* BEGIN INFORMATION GIVEN *

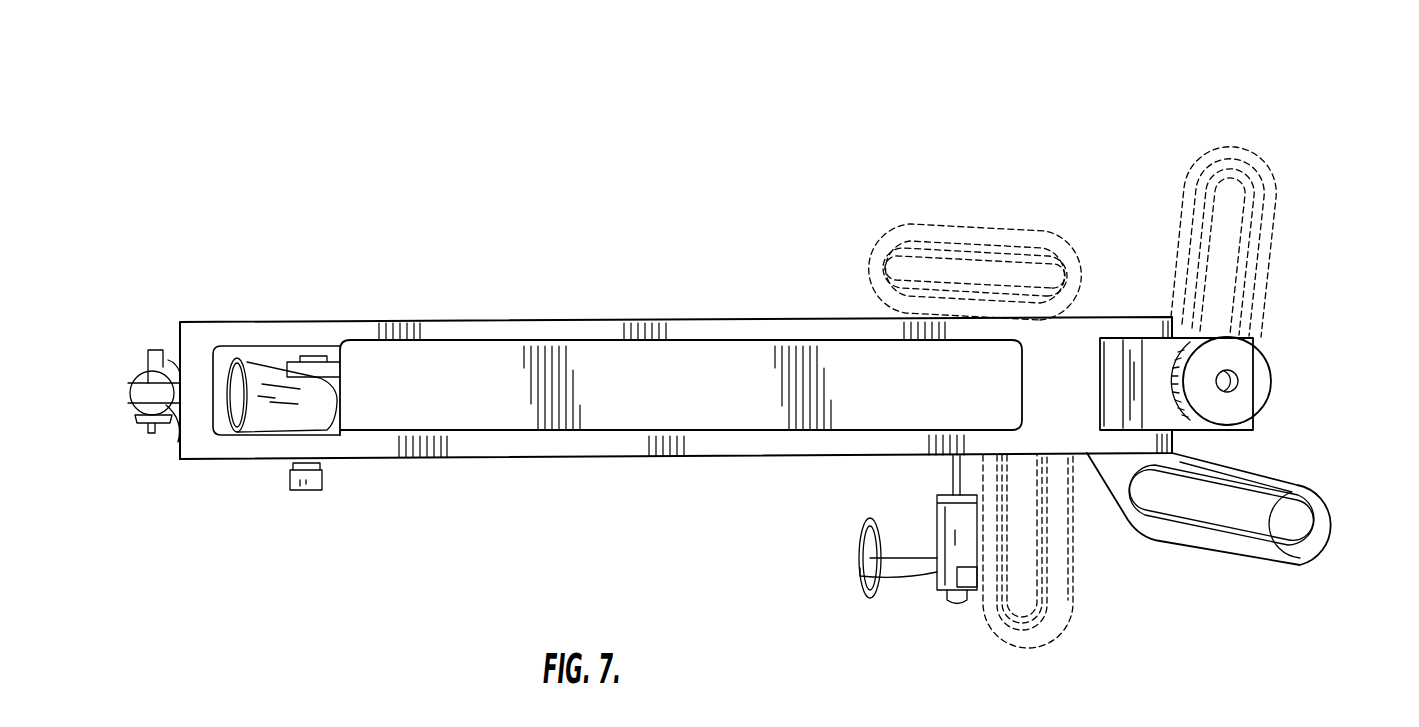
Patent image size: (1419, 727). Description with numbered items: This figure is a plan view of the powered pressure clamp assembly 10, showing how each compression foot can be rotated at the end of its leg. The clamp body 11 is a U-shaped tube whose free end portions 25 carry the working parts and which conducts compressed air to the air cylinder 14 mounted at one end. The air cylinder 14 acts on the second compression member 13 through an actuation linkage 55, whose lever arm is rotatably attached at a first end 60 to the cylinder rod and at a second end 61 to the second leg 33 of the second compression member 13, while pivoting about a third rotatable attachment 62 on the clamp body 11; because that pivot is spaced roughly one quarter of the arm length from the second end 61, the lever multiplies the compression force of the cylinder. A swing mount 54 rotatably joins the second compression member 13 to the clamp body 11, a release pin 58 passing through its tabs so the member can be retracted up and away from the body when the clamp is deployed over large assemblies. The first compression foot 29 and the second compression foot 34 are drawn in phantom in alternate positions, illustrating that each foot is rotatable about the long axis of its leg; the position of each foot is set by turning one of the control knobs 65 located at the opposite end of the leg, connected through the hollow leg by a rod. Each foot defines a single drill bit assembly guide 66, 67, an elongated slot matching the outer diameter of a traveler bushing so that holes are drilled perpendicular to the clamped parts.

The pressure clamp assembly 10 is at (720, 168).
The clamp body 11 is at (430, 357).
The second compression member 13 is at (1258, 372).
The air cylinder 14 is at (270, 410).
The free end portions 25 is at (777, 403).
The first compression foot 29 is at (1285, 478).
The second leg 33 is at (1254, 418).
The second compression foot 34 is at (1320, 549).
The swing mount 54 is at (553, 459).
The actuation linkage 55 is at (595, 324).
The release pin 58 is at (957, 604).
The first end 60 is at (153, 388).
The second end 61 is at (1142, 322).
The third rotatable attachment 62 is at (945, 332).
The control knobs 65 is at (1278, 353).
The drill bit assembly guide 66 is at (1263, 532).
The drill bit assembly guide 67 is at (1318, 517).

* END INFORMATION GIVEN *
* BEGIN INFORMATION GIVEN *

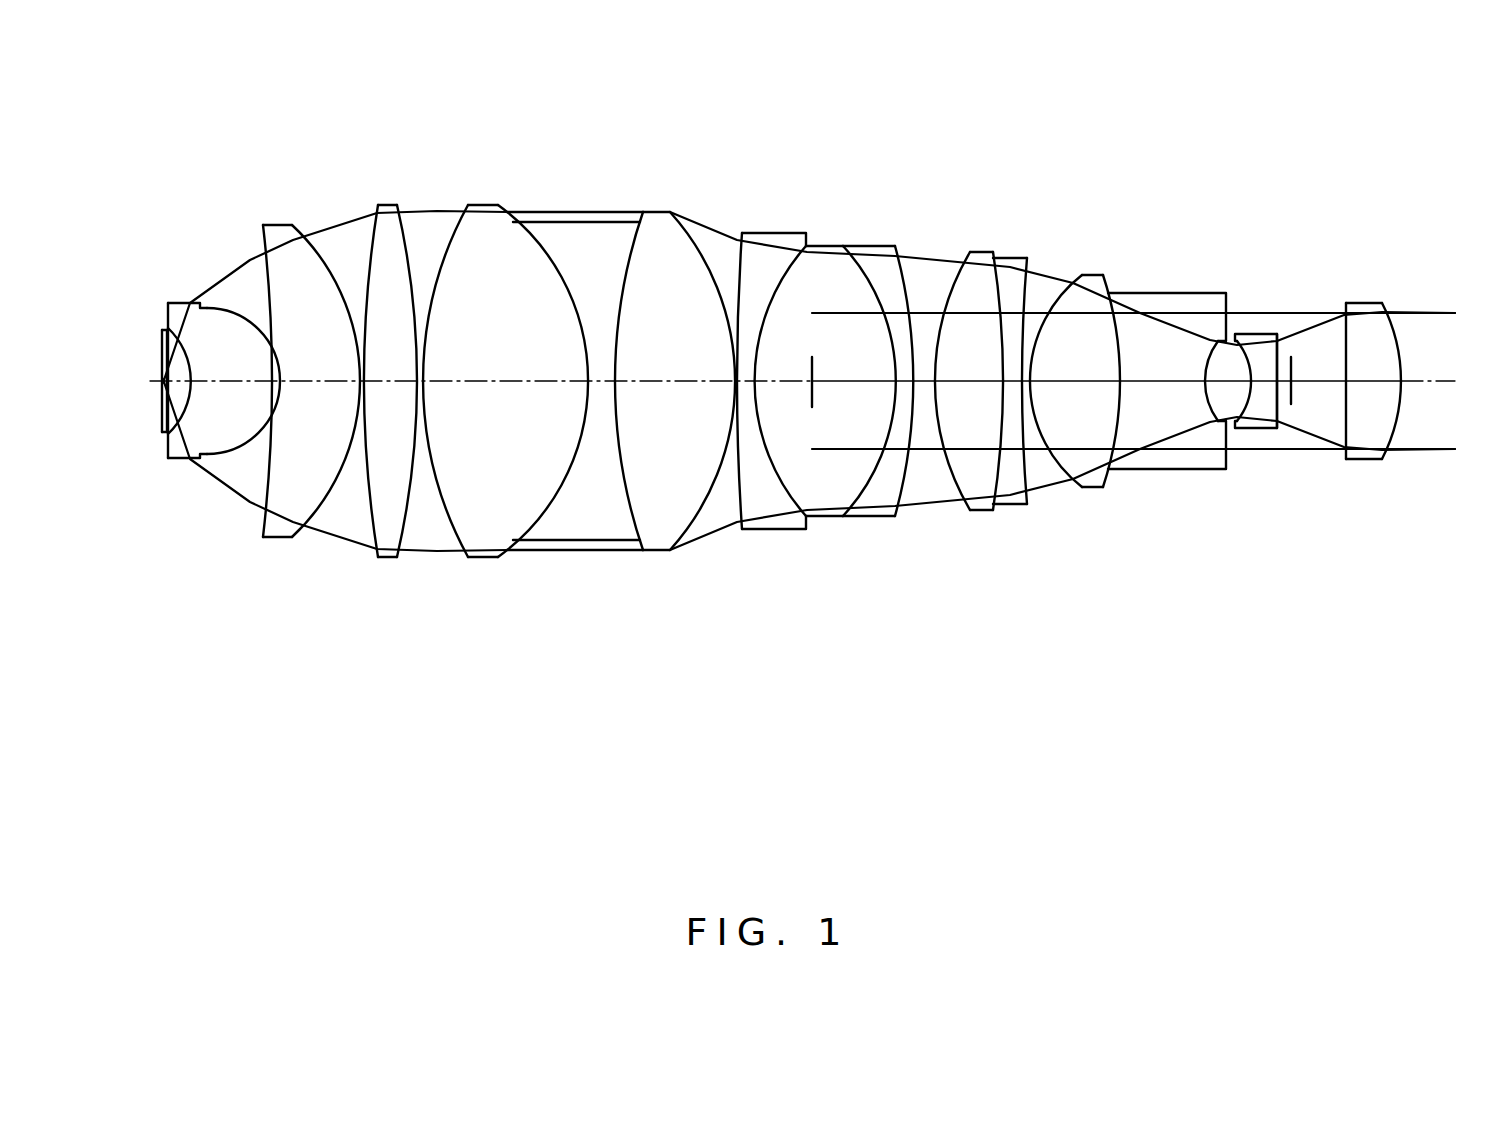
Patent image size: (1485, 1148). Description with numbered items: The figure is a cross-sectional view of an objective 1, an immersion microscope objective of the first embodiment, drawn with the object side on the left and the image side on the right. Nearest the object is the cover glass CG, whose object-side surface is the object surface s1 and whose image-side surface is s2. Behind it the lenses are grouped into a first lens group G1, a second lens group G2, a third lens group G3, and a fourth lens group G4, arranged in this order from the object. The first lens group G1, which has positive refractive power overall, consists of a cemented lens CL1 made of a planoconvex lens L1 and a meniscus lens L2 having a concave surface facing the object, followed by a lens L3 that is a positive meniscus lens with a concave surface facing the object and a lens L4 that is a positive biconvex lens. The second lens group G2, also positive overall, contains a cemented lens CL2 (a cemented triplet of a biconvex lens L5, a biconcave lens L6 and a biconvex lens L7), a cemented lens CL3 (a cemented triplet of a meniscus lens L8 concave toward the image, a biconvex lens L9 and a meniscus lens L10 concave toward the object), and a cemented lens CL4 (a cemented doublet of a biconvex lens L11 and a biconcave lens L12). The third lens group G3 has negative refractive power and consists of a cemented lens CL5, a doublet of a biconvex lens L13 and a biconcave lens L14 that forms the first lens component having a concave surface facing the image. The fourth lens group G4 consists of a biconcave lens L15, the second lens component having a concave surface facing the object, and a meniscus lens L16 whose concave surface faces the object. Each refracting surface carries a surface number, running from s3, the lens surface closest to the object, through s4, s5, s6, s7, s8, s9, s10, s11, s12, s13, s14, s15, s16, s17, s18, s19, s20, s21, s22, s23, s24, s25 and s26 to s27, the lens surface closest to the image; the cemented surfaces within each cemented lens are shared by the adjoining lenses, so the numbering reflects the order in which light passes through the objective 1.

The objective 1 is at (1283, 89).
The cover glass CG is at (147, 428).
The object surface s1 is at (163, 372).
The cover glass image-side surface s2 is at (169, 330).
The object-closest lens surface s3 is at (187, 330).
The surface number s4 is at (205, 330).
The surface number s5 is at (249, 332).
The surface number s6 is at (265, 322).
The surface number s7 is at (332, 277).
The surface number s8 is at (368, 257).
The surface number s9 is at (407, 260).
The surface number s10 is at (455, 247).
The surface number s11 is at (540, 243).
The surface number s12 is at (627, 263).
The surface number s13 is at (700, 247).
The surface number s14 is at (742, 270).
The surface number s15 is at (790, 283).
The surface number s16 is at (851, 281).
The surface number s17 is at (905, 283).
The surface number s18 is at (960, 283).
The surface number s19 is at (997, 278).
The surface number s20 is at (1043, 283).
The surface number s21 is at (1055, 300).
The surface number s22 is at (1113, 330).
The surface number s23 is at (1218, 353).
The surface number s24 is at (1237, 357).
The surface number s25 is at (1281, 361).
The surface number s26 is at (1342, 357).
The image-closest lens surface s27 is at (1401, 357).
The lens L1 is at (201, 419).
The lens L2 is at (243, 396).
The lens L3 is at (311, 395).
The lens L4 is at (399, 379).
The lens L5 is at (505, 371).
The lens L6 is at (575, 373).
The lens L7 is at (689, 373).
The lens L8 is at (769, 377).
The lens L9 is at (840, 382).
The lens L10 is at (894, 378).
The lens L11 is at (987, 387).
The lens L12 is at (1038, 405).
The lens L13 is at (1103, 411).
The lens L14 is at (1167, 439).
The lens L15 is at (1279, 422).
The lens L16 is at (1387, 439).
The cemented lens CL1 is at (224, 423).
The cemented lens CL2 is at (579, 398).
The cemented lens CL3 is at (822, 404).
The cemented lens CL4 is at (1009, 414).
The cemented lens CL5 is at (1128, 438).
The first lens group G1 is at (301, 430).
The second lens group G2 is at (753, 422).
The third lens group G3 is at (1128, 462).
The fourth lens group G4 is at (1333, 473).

* END INFORMATION GIVEN *

#### EXERCISE AIM
Return the lines of the listing between the line holding "Patent image size: (1419, 727)." and the line holding "The release pin 58 is at (957, 604).", inclusive, reproducing each one unchanged.

#### EXERCISE RESPONSE
Patent image size: (1419, 727). Description with numbered items: This figure is a plan view of the powered pressure clamp assembly 10, showing how each compression foot can be rotated at the end of its leg. The clamp body 11 is a U-shaped tube whose free end portions 25 carry the working parts and which conducts compressed air to the air cylinder 14 mounted at one end. The air cylinder 14 acts on the second compression member 13 through an actuation linkage 55, whose lever arm is rotatably attached at a first end 60 to the cylinder rod and at a second end 61 to the second leg 33 of the second compression member 13, while pivoting about a third rotatable attachment 62 on the clamp body 11; because that pivot is spaced roughly one quarter of the arm length from the second end 61, the lever multiplies the compression force of the cylinder. A swing mount 54 rotatably joins the second compression member 13 to the clamp body 11, a release pin 58 passing through its tabs so the member can be retracted up and away from the body when the clamp is deployed over large assemblies. The first compression foot 29 and the second compression foot 34 are drawn in phantom in alternate positions, illustrating that each foot is rotatable about the long axis of its leg; the position of each foot is set by turning one of the control knobs 65 located at the opposite end of the leg, connected through the hollow leg by a rod. Each foot defines a single drill bit assembly guide 66, 67, an elongated slot matching the outer diameter of a traveler bushing so that holes are drilled perpendicular to the clamped parts.

The pressure clamp assembly 10 is at (720, 168).
The clamp body 11 is at (430, 357).
The second compression member 13 is at (1258, 372).
The air cylinder 14 is at (270, 410).
The free end portions 25 is at (777, 403).
The first compression foot 29 is at (1285, 478).
The second leg 33 is at (1254, 418).
The second compression foot 34 is at (1320, 549).
The swing mount 54 is at (553, 459).
The actuation linkage 55 is at (595, 324).
The release pin 58 is at (957, 604).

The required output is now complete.